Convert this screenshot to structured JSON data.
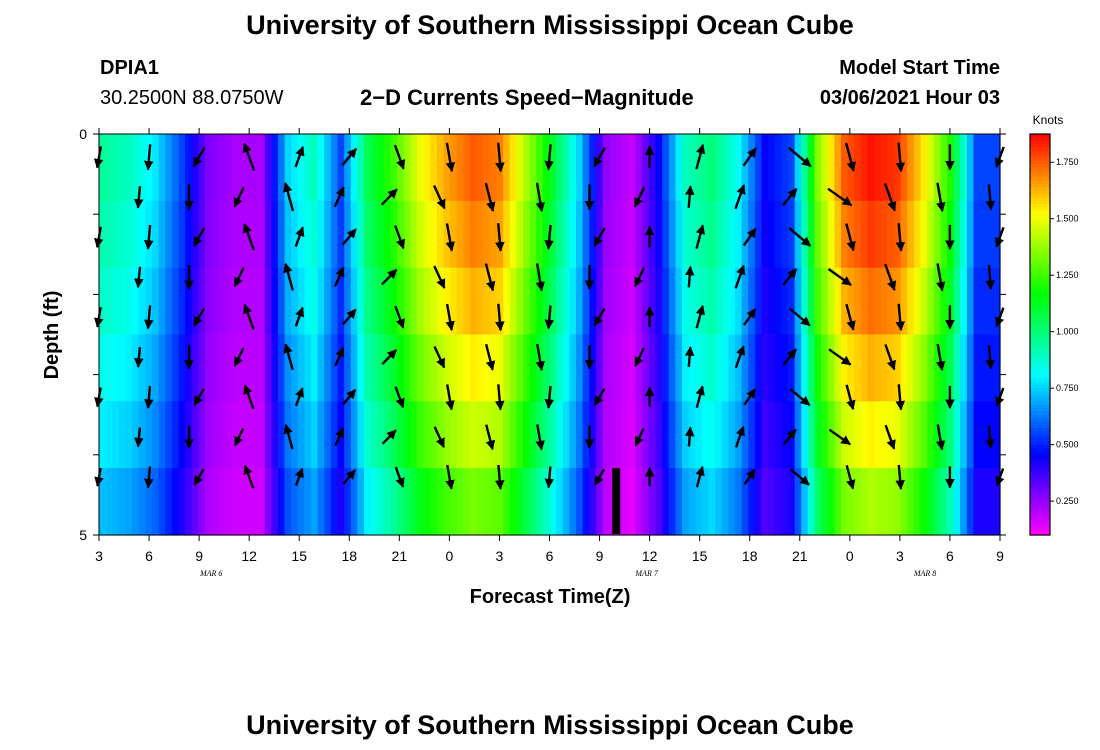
{
  "page": {
    "title": "University of Southern Mississippi Ocean Cube",
    "footer_title": "University of Southern Mississippi Ocean Cube",
    "station": "DPIA1",
    "coords": "30.2500N 88.0750W",
    "plot_title": "2−D Currents Speed−Magnitude",
    "model_label": "Model Start Time",
    "model_time": "03/06/2021 Hour 03"
  },
  "chart_data": {
    "type": "heatmap",
    "title": "2−D Currents Speed−Magnitude",
    "xlabel": "Forecast Time(Z)",
    "ylabel": "Depth (ft)",
    "x_start_hour": 3,
    "x_end_hour": 57,
    "ylim": [
      0,
      5
    ],
    "y_tick_labels": [
      "0",
      "",
      "",
      "",
      "",
      "5"
    ],
    "x_tick_labels": [
      "3",
      "6",
      "9",
      "12",
      "15",
      "18",
      "21",
      "0",
      "3",
      "6",
      "9",
      "12",
      "15",
      "18",
      "21",
      "0",
      "3",
      "6",
      "9"
    ],
    "date_labels": [
      {
        "label": "MAR 6",
        "hour": 12
      },
      {
        "label": "MAR 7",
        "hour": 36
      },
      {
        "label": "MAR 8",
        "hour": 60
      }
    ],
    "colorbar": {
      "unit": "Knots",
      "min": 0.1,
      "max": 1.875,
      "ticks": [
        "0.250",
        "0.500",
        "0.750",
        "1.000",
        "1.250",
        "1.500",
        "1.750"
      ],
      "tick_values": [
        0.25,
        0.5,
        0.75,
        1.0,
        1.25,
        1.5,
        1.75
      ]
    },
    "surface_speed_profile_knots": [
      0.95,
      0.9,
      0.78,
      0.55,
      0.28,
      0.22,
      0.22,
      0.75,
      0.9,
      0.55,
      1.05,
      1.25,
      1.5,
      1.65,
      1.75,
      1.7,
      1.4,
      1.1,
      0.75,
      0.25,
      0.18,
      0.45,
      0.9,
      1.0,
      0.82,
      0.45,
      0.55,
      1.35,
      1.75,
      1.85,
      1.8,
      1.55,
      1.2,
      0.55
    ],
    "depth_factor_per_layer": [
      1.0,
      0.97,
      0.93,
      0.88,
      0.83,
      0.76
    ],
    "vector_times_hours": [
      3,
      6,
      9,
      12,
      15,
      18,
      21,
      24,
      27,
      30,
      33,
      36,
      39,
      42,
      45,
      48,
      51,
      54,
      57
    ],
    "vector_direction_deg": [
      190,
      185,
      210,
      340,
      20,
      40,
      160,
      170,
      175,
      185,
      210,
      0,
      15,
      35,
      130,
      165,
      175,
      180,
      200
    ],
    "vector_length_factor": [
      0.6,
      0.7,
      0.6,
      0.8,
      0.6,
      0.6,
      0.7,
      0.8,
      0.8,
      0.7,
      0.6,
      0.6,
      0.7,
      0.6,
      0.8,
      0.8,
      0.8,
      0.7,
      0.6
    ]
  }
}
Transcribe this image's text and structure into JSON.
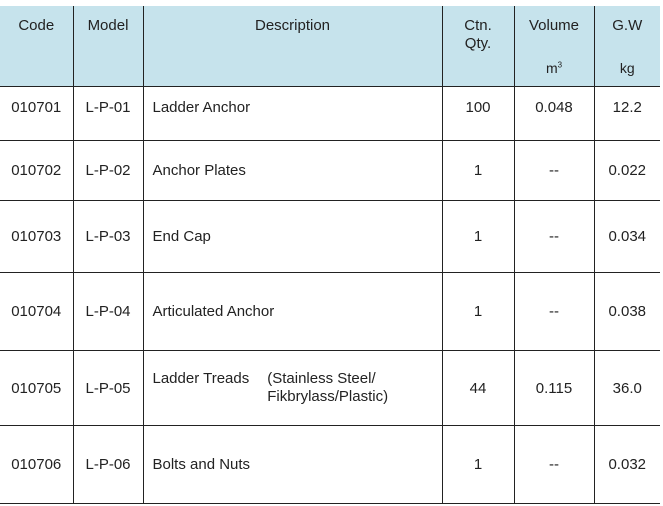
{
  "headers": {
    "code": "Code",
    "model": "Model",
    "description": "Description",
    "qty_line1": "Ctn.",
    "qty_line2": "Qty.",
    "volume": "Volume",
    "volume_unit": "m",
    "volume_unit_exp": "3",
    "gw": "G.W",
    "gw_unit": "kg"
  },
  "rows": [
    {
      "code": "010701",
      "model": "L-P-01",
      "description": "Ladder Anchor",
      "note1": "",
      "note2": "",
      "qty": "100",
      "volume": "0.048",
      "gw": "12.2"
    },
    {
      "code": "010702",
      "model": "L-P-02",
      "description": "Anchor Plates",
      "note1": "",
      "note2": "",
      "qty": "1",
      "volume": "--",
      "gw": "0.022"
    },
    {
      "code": "010703",
      "model": "L-P-03",
      "description": "End Cap",
      "note1": "",
      "note2": "",
      "qty": "1",
      "volume": "--",
      "gw": "0.034"
    },
    {
      "code": "010704",
      "model": "L-P-04",
      "description": "Articulated Anchor",
      "note1": "",
      "note2": "",
      "qty": "1",
      "volume": "--",
      "gw": "0.038"
    },
    {
      "code": "010705",
      "model": "L-P-05",
      "description": "Ladder Treads",
      "note1": "(Stainless Steel/",
      "note2": "Fikbrylass/Plastic)",
      "qty": "44",
      "volume": "0.115",
      "gw": "36.0"
    },
    {
      "code": "010706",
      "model": "L-P-06",
      "description": "Bolts and Nuts",
      "note1": "",
      "note2": "",
      "qty": "1",
      "volume": "--",
      "gw": "0.032"
    }
  ]
}
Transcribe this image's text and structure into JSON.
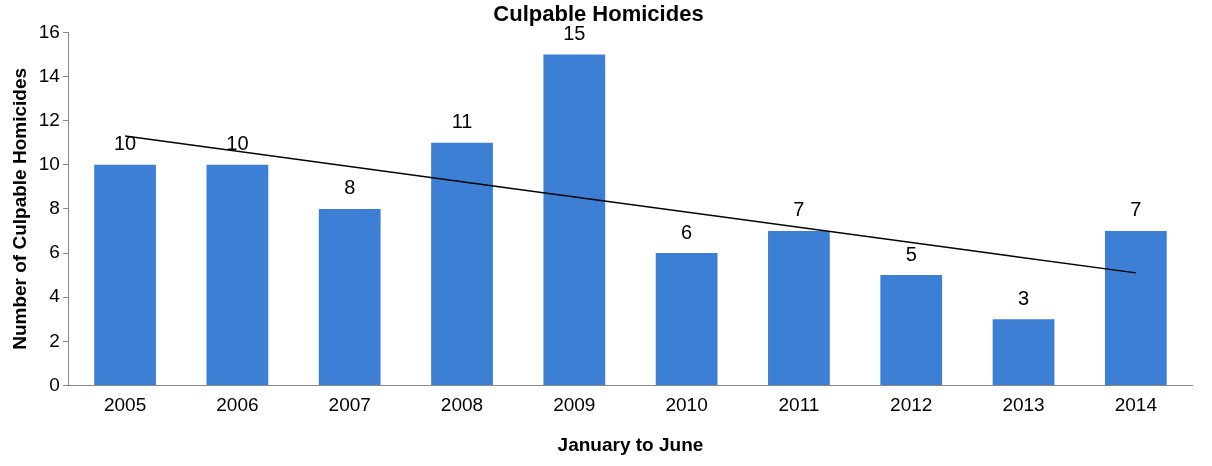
{
  "chart_data": {
    "type": "bar",
    "title": "Culpable Homicides",
    "xlabel": "January to June",
    "ylabel": "Number of Culpable Homicides",
    "categories": [
      "2005",
      "2006",
      "2007",
      "2008",
      "2009",
      "2010",
      "2011",
      "2012",
      "2013",
      "2014"
    ],
    "series": [
      {
        "color": "#3d7fd4",
        "values": [
          10,
          10,
          8,
          11,
          15,
          6,
          7,
          5,
          3,
          7
        ],
        "value_labels": [
          "10",
          "10",
          "8",
          "11",
          "15",
          "6",
          "7",
          "5",
          "3",
          "7"
        ]
      },
      {
        "type": "line",
        "color": "#000000",
        "values": [
          11.3,
          null,
          null,
          null,
          null,
          null,
          null,
          null,
          null,
          5.1
        ],
        "marker": "none"
      }
    ],
    "ylim": [
      0,
      16
    ],
    "yticks": [
      0,
      2,
      4,
      6,
      8,
      10,
      12,
      14,
      16
    ],
    "grid": false,
    "legend": false
  }
}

++++++

== EXERCISE DETAILS ==
Output the records above exactly; leave out the pictures.

== EXERCISE OUTPUT ==
Convert this screenshot to structured JSON data.
{
  "page": {
    "title": "University of Southern Mississippi Ocean Cube",
    "footer_title": "University of Southern Mississippi Ocean Cube",
    "station": "DPIA1",
    "coords": "30.2500N 88.0750W",
    "plot_title": "2−D Currents Speed−Magnitude",
    "model_label": "Model Start Time",
    "model_time": "03/06/2021 Hour 03"
  },
  "chart_data": {
    "type": "heatmap",
    "title": "2−D Currents Speed−Magnitude",
    "xlabel": "Forecast Time(Z)",
    "ylabel": "Depth (ft)",
    "x_start_hour": 3,
    "x_end_hour": 57,
    "ylim": [
      0,
      5
    ],
    "y_tick_labels": [
      "0",
      "",
      "",
      "",
      "",
      "5"
    ],
    "x_tick_labels": [
      "3",
      "6",
      "9",
      "12",
      "15",
      "18",
      "21",
      "0",
      "3",
      "6",
      "9",
      "12",
      "15",
      "18",
      "21",
      "0",
      "3",
      "6",
      "9"
    ],
    "date_labels": [
      {
        "label": "MAR 6",
        "hour": 12
      },
      {
        "label": "MAR 7",
        "hour": 36
      },
      {
        "label": "MAR 8",
        "hour": 60
      }
    ],
    "colorbar": {
      "unit": "Knots",
      "min": 0.1,
      "max": 1.875,
      "ticks": [
        "0.250",
        "0.500",
        "0.750",
        "1.000",
        "1.250",
        "1.500",
        "1.750"
      ],
      "tick_values": [
        0.25,
        0.5,
        0.75,
        1.0,
        1.25,
        1.5,
        1.75
      ]
    },
    "surface_speed_profile_knots": [
      0.95,
      0.9,
      0.78,
      0.55,
      0.28,
      0.22,
      0.22,
      0.75,
      0.9,
      0.55,
      1.05,
      1.25,
      1.5,
      1.65,
      1.75,
      1.7,
      1.4,
      1.1,
      0.75,
      0.25,
      0.18,
      0.45,
      0.9,
      1.0,
      0.82,
      0.45,
      0.55,
      1.35,
      1.75,
      1.85,
      1.8,
      1.55,
      1.2,
      0.55
    ],
    "depth_factor_per_layer": [
      1.0,
      0.97,
      0.93,
      0.88,
      0.83,
      0.76
    ],
    "vector_times_hours": [
      3,
      6,
      9,
      12,
      15,
      18,
      21,
      24,
      27,
      30,
      33,
      36,
      39,
      42,
      45,
      48,
      51,
      54,
      57
    ],
    "vector_direction_deg": [
      190,
      185,
      210,
      340,
      20,
      40,
      160,
      170,
      175,
      185,
      210,
      0,
      15,
      35,
      130,
      165,
      175,
      180,
      200
    ],
    "vector_length_factor": [
      0.6,
      0.7,
      0.6,
      0.8,
      0.6,
      0.6,
      0.7,
      0.8,
      0.8,
      0.7,
      0.6,
      0.6,
      0.7,
      0.6,
      0.8,
      0.8,
      0.8,
      0.7,
      0.6
    ]
  }
}
Transcribe this image's text and structure into JSON.
{
  "headers": {
    "code": "Code",
    "model": "Model",
    "description": "Description",
    "qty_line1": "Ctn.",
    "qty_line2": "Qty.",
    "volume": "Volume",
    "volume_unit": "m",
    "volume_unit_exp": "3",
    "gw": "G.W",
    "gw_unit": "kg"
  },
  "rows": [
    {
      "code": "010701",
      "model": "L-P-01",
      "description": "Ladder Anchor",
      "note1": "",
      "note2": "",
      "qty": "100",
      "volume": "0.048",
      "gw": "12.2"
    },
    {
      "code": "010702",
      "model": "L-P-02",
      "description": "Anchor Plates",
      "note1": "",
      "note2": "",
      "qty": "1",
      "volume": "--",
      "gw": "0.022"
    },
    {
      "code": "010703",
      "model": "L-P-03",
      "description": "End Cap",
      "note1": "",
      "note2": "",
      "qty": "1",
      "volume": "--",
      "gw": "0.034"
    },
    {
      "code": "010704",
      "model": "L-P-04",
      "description": "Articulated Anchor",
      "note1": "",
      "note2": "",
      "qty": "1",
      "volume": "--",
      "gw": "0.038"
    },
    {
      "code": "010705",
      "model": "L-P-05",
      "description": "Ladder Treads",
      "note1": "(Stainless Steel/",
      "note2": "Fikbrylass/Plastic)",
      "qty": "44",
      "volume": "0.115",
      "gw": "36.0"
    },
    {
      "code": "010706",
      "model": "L-P-06",
      "description": "Bolts and Nuts",
      "note1": "",
      "note2": "",
      "qty": "1",
      "volume": "--",
      "gw": "0.032"
    }
  ]
}
Transcribe this image's text and structure into JSON.
{
  "chart_data": {
    "type": "bar",
    "title": "Culpable Homicides",
    "xlabel": "January to June",
    "ylabel": "Number of Culpable Homicides",
    "categories": [
      "2005",
      "2006",
      "2007",
      "2008",
      "2009",
      "2010",
      "2011",
      "2012",
      "2013",
      "2014"
    ],
    "series": [
      {
        "color": "#3d7fd4",
        "values": [
          10,
          10,
          8,
          11,
          15,
          6,
          7,
          5,
          3,
          7
        ],
        "value_labels": [
          "10",
          "10",
          "8",
          "11",
          "15",
          "6",
          "7",
          "5",
          "3",
          "7"
        ]
      },
      {
        "type": "line",
        "color": "#000000",
        "values": [
          11.3,
          null,
          null,
          null,
          null,
          null,
          null,
          null,
          null,
          5.1
        ],
        "marker": "none"
      }
    ],
    "ylim": [
      0,
      16
    ],
    "yticks": [
      0,
      2,
      4,
      6,
      8,
      10,
      12,
      14,
      16
    ],
    "grid": false,
    "legend": false
  }
}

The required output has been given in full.